[Required task] Copy each line with the word "CMOS" in it.

Stored items from a collection:

"""

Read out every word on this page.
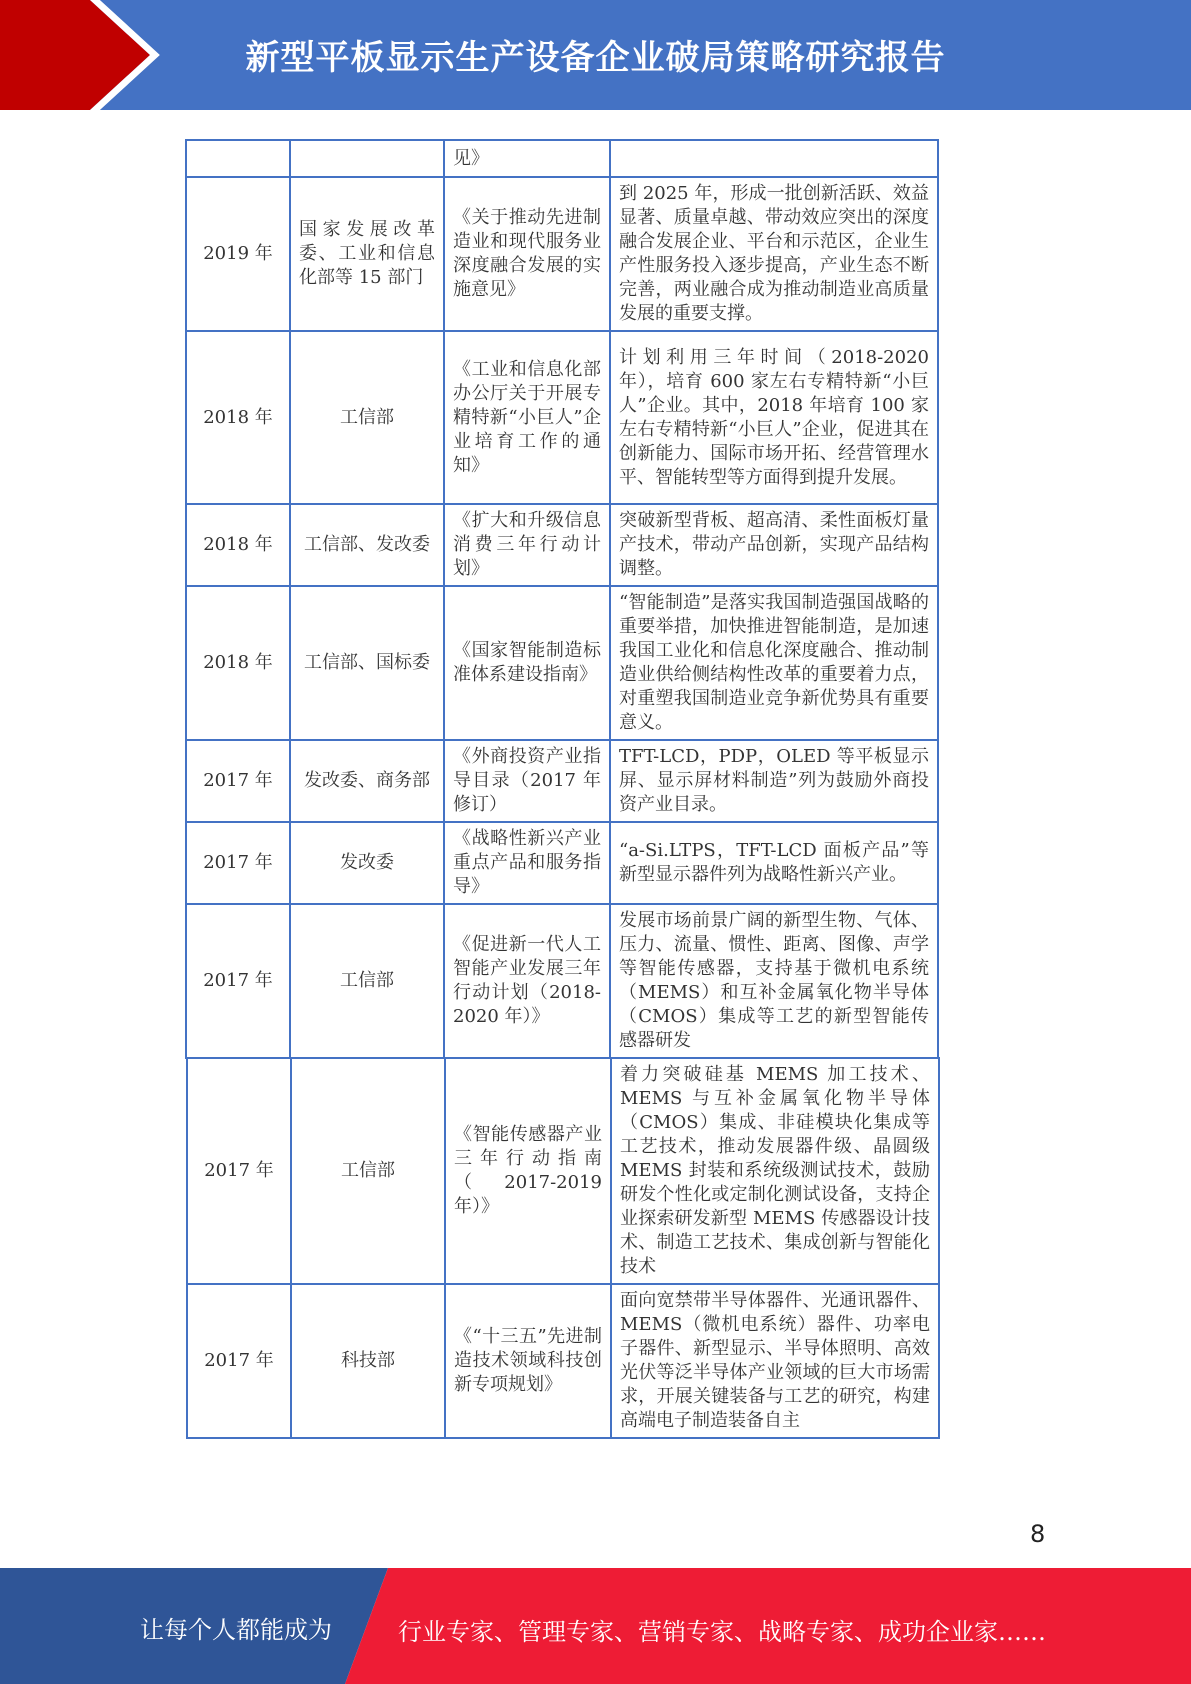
新型平板显示生产设备企业破局策略研究报告
		见》	
2019 年	国家发展改革委、工业和信息化部等 15 部门	《关于推动先进制造业和现代服务业深度融合发展的实施意见》	到 2025 年，形成一批创新活跃、效益显著、质量卓越、带动效应突出的深度融合发展企业、平台和示范区，企业生产性服务投入逐步提高，产业生态不断完善，两业融合成为推动制造业高质量发展的重要支撑。
2018 年	工信部	《工业和信息化部办公厅关于开展专精特新“小巨人”企业培育工作的通知》	计划利用三年时间（2018-2020 年），培育 600 家左右专精特新“小巨人”企业。其中，2018 年培育 100 家左右专精特新“小巨人”企业，促进其在创新能力、国际市场开拓、经营管理水平、智能转型等方面得到提升发展。
2018 年	工信部、发改委	《扩大和升级信息消费三年行动计划》	突破新型背板、超高清、柔性面板灯量产技术，带动产品创新，实现产品结构调整。
2018 年	工信部、国标委	《国家智能制造标准体系建设指南》	“智能制造”是落实我国制造强国战略的重要举措，加快推进智能制造，是加速我国工业化和信息化深度融合、推动制造业供给侧结构性改革的重要着力点，对重塑我国制造业竞争新优势具有重要意义。
2017 年	发改委、商务部	《外商投资产业指导目录（2017 年修订）	TFT-LCD，PDP，OLED 等平板显示屏、显示屏材料制造”列为鼓励外商投资产业目录。
2017 年	发改委	《战略性新兴产业重点产品和服务指导》	“a-Si.LTPS，TFT-LCD 面板产品”等新型显示器件列为战略性新兴产业。
2017 年	工信部	《促进新一代人工智能产业发展三年行动计划（2018-2020 年）》	发展市场前景广阔的新型生物、气体、压力、流量、惯性、距离、图像、声学等智能传感器，支持基于微机电系统（MEMS）和互补金属氧化物半导体（CMOS）集成等工艺的新型智能传感器研发
2017 年	工信部	《智能传感器产业三年行动指南（2017-2019 年）》	着力突破硅基 MEMS 加工技术、MEMS 与互补金属氧化物半导体（CMOS）集成、非硅模块化集成等工艺技术，推动发展器件级、晶圆级 MEMS 封装和系统级测试技术，鼓励研发个性化或定制化测试设备，支持企业探索研发新型 MEMS 传感器设计技术、制造工艺技术、集成创新与智能化技术
2017 年	科技部	《“十三五”先进制造技术领域科技创新专项规划》	面向宽禁带半导体器件、光通讯器件、MEMS（微机电系统）器件、功率电子器件、新型显示、半导体照明、高效光伏等泛半导体产业领域的巨大市场需求，开展关键装备与工艺的研究，构建高端电子制造装备自主
8
让每个人都能成为	行业专家、管理专家、营销专家、战略专家、成功企业家……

"""

[Worked answer]
2017 年	工信部	《促进新一代人工智能产业发展三年行动计划（2018-2020 年）》	发展市场前景广阔的新型生物、气体、压力、流量、惯性、距离、图像、声学等智能传感器，支持基于微机电系统（MEMS）和互补金属氧化物半导体（CMOS）集成等工艺的新型智能传感器研发
2017 年	工信部	《智能传感器产业三年行动指南（2017-2019 年）》	着力突破硅基 MEMS 加工技术、MEMS 与互补金属氧化物半导体（CMOS）集成、非硅模块化集成等工艺技术，推动发展器件级、晶圆级 MEMS 封装和系统级测试技术，鼓励研发个性化或定制化测试设备，支持企业探索研发新型 MEMS 传感器设计技术、制造工艺技术、集成创新与智能化技术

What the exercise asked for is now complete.